> **EXERCISE REQUIREMENTS**:
Gather each line containing the string "Medrese" from these entries.

> **RECORDS PROVIDED**:
───
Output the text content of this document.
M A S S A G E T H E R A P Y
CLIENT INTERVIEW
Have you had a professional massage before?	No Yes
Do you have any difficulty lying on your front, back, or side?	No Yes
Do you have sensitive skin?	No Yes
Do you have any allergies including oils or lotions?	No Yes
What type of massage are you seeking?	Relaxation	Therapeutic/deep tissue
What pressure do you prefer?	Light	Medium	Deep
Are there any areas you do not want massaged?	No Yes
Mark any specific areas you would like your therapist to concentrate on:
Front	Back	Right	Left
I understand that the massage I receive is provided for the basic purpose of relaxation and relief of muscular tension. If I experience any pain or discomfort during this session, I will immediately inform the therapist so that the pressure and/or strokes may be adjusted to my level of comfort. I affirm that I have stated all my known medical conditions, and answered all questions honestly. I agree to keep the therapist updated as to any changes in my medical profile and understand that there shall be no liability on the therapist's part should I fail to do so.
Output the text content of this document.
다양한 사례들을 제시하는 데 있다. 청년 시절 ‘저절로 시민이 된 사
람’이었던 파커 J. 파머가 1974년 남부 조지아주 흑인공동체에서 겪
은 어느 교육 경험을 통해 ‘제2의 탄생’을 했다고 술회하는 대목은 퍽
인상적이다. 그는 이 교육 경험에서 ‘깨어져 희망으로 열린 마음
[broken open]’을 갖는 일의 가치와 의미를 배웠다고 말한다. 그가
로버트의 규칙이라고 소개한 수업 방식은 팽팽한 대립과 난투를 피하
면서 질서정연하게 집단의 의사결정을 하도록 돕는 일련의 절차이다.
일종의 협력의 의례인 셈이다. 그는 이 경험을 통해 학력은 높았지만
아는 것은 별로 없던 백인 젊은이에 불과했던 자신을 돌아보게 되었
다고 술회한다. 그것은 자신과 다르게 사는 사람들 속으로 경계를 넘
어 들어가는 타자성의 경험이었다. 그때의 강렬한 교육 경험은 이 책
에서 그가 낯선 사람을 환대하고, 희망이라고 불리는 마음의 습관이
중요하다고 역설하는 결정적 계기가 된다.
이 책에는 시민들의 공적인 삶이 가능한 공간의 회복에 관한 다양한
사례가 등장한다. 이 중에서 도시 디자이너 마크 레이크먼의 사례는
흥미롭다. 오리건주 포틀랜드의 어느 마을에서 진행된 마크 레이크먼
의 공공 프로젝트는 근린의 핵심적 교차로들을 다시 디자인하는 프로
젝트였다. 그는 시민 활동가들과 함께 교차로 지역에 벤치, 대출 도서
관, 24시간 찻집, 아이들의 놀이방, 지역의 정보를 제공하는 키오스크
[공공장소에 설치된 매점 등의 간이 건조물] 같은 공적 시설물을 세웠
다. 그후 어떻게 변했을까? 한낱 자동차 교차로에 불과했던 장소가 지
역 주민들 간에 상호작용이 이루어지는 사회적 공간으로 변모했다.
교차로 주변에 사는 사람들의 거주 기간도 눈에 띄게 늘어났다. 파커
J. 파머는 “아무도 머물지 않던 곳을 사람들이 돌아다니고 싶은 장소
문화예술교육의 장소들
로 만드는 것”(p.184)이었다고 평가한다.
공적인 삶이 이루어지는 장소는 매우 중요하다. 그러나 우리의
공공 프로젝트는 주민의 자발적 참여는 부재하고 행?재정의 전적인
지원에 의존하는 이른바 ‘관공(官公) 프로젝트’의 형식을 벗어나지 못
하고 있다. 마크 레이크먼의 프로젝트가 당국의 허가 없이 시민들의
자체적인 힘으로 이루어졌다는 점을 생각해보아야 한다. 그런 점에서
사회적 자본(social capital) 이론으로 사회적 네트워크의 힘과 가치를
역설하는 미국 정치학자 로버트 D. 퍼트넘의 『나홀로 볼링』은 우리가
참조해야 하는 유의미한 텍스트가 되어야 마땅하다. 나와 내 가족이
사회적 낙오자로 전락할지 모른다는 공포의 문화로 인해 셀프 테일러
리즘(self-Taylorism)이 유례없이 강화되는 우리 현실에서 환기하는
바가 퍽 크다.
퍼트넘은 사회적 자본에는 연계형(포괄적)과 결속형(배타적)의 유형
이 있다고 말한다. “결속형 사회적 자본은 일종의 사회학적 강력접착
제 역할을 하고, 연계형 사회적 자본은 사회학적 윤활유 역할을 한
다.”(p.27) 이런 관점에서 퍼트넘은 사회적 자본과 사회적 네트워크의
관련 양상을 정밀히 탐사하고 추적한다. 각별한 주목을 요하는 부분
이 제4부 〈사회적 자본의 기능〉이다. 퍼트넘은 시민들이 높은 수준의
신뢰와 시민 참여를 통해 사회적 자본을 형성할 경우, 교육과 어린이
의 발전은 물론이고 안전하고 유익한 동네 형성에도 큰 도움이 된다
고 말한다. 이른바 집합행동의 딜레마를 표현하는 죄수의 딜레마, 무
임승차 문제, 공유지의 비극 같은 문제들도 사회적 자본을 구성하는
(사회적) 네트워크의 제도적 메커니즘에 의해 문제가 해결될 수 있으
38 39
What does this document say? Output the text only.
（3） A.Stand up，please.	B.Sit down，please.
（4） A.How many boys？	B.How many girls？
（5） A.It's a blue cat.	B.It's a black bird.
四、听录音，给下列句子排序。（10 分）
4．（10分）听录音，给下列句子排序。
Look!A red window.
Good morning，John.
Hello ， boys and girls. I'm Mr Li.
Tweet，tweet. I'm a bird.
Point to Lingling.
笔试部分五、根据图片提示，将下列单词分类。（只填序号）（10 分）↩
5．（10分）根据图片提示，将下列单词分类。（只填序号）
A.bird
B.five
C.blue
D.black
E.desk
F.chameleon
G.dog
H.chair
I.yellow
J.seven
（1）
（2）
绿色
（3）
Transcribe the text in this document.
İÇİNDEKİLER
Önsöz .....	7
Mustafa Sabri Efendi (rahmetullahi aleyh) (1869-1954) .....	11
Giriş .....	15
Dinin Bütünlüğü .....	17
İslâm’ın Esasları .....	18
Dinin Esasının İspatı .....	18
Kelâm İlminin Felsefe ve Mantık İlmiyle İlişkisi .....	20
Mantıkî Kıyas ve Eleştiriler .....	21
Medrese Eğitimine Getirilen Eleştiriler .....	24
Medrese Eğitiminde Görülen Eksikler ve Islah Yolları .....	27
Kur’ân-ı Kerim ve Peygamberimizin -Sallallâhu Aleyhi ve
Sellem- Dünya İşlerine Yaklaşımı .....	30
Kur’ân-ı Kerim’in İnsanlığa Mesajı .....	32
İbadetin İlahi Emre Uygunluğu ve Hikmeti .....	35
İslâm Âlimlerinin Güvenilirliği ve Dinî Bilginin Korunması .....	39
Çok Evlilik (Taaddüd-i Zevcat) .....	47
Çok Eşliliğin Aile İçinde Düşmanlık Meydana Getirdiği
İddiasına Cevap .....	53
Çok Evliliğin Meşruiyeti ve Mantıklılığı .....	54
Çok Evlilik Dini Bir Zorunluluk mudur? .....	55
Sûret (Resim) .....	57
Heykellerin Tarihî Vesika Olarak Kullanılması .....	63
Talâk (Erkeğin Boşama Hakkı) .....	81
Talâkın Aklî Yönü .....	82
───
> **SOLUTION BELOW**:
Medrese Eğitimine Getirilen Eleştiriler .....	24
Medrese Eğitiminde Görülen Eksikler ve Islah Yolları .....	27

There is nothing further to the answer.